TASK REQUIREMENTS:
Pick out the lines below that contain the string "plays" and copy them all.

DATASET ROWS:

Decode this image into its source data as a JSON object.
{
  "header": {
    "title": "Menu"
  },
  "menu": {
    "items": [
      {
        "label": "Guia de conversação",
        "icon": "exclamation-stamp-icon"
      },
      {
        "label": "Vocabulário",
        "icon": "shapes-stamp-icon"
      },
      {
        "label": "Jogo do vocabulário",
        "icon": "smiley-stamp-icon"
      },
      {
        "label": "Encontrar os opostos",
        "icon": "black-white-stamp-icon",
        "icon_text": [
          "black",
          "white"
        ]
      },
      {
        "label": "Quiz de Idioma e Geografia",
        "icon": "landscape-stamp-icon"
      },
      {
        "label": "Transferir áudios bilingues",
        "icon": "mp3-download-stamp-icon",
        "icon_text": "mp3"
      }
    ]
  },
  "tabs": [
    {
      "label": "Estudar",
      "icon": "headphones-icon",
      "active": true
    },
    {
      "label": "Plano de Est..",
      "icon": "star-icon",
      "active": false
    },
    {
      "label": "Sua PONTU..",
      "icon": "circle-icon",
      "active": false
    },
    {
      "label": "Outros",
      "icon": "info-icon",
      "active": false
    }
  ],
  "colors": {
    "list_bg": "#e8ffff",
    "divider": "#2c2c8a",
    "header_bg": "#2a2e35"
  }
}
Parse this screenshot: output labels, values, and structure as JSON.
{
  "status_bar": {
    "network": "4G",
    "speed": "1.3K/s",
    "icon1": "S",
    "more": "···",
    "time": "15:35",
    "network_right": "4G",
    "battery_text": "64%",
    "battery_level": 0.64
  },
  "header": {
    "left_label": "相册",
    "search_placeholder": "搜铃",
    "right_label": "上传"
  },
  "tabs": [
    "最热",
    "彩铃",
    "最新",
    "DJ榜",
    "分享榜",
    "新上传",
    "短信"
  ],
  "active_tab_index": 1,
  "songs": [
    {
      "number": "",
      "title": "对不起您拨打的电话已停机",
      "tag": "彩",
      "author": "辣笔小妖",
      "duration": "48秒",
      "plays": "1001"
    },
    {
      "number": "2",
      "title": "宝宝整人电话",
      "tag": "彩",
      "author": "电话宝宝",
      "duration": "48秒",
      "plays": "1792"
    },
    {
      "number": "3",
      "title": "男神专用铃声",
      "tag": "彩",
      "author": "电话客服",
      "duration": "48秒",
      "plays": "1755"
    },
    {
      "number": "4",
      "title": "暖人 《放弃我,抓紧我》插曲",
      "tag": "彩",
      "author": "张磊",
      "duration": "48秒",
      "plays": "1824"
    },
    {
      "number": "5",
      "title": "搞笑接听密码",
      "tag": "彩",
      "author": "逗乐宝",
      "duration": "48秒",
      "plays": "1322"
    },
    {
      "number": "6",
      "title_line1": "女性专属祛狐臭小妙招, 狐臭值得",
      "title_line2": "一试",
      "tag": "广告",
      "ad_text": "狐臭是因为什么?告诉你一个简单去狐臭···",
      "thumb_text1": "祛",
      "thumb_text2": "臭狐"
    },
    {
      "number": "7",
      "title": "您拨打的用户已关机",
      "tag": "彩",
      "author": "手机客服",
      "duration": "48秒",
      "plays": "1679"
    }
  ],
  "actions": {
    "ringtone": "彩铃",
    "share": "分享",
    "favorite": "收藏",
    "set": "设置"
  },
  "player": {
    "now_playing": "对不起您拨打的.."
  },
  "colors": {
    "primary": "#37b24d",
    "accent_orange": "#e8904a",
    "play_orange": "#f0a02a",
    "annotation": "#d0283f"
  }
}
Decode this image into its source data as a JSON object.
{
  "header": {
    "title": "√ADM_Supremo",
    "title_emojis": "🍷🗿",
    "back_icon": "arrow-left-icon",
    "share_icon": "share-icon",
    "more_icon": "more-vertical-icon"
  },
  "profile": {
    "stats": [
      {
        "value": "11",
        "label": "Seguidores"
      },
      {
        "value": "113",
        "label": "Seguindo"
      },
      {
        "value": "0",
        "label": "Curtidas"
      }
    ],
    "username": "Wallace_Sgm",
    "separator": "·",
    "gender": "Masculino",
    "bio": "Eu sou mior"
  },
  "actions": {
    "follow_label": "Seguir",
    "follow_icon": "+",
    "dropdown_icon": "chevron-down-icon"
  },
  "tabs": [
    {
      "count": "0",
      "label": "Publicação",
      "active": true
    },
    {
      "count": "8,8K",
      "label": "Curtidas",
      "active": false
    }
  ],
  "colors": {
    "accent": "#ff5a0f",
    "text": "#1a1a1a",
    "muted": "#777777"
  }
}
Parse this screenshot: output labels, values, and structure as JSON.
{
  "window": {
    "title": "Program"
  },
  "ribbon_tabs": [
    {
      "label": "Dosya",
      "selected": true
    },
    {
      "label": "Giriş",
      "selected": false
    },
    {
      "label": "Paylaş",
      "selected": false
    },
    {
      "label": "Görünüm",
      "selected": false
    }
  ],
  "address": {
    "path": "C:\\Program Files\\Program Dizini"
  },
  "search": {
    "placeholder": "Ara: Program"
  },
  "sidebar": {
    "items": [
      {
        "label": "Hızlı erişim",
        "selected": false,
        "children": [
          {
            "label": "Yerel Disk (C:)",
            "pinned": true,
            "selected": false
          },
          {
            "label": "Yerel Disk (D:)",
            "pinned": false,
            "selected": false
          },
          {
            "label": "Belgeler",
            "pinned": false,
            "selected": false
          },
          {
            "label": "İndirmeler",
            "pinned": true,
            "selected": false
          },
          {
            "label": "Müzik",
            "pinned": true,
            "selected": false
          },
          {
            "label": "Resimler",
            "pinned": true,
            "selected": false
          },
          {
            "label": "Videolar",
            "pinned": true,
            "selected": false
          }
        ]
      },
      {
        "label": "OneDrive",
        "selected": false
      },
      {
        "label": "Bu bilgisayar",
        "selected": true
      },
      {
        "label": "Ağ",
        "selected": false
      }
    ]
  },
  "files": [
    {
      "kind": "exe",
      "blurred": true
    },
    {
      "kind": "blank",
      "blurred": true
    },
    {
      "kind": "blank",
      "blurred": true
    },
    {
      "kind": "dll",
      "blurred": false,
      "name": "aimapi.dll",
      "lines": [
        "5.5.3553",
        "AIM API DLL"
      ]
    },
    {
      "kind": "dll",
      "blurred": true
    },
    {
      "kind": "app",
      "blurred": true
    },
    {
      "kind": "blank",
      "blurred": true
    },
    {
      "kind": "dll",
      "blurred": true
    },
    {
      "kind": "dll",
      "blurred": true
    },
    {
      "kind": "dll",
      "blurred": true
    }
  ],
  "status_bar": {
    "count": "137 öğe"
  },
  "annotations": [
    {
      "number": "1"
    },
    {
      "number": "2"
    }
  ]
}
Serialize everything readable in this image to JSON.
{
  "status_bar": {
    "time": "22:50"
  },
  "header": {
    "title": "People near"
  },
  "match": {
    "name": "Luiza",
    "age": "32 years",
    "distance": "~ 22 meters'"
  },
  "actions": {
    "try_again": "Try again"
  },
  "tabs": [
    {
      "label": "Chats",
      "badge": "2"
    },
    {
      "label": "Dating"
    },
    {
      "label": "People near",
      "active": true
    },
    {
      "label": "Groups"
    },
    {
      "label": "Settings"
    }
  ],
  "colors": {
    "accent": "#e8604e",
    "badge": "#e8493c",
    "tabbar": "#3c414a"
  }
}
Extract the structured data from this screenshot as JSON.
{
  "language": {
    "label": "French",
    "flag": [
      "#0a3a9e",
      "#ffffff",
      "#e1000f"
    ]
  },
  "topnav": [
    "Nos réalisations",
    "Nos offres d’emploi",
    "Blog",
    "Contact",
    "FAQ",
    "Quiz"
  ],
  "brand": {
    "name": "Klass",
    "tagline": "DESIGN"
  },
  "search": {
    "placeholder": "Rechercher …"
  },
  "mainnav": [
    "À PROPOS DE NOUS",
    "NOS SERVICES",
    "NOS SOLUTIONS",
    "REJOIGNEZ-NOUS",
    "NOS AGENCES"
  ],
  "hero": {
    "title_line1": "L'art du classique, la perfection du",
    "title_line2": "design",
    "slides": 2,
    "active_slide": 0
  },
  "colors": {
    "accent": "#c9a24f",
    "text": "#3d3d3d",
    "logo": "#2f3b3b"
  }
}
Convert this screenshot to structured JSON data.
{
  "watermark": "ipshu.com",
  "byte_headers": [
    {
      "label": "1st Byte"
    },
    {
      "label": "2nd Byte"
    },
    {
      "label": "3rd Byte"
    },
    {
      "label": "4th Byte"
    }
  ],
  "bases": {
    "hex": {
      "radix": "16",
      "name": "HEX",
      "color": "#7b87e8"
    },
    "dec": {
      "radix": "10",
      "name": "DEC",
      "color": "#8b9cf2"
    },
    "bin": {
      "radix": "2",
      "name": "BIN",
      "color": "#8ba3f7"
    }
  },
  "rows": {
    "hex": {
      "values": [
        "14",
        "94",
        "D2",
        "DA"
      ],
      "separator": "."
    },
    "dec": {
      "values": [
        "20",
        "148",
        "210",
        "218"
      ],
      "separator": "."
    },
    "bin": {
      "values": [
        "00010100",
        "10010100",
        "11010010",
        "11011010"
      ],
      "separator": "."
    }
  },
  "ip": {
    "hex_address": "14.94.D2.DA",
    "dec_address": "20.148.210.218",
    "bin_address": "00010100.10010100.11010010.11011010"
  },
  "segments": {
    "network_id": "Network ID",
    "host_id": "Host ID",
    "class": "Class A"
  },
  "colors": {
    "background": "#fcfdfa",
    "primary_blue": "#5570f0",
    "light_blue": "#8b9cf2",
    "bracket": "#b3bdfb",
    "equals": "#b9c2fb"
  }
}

THE REPLY:
      "plays": "1001"
      "plays": "1792"
      "plays": "1755"
      "plays": "1824"
      "plays": "1322"
      "plays": "1679"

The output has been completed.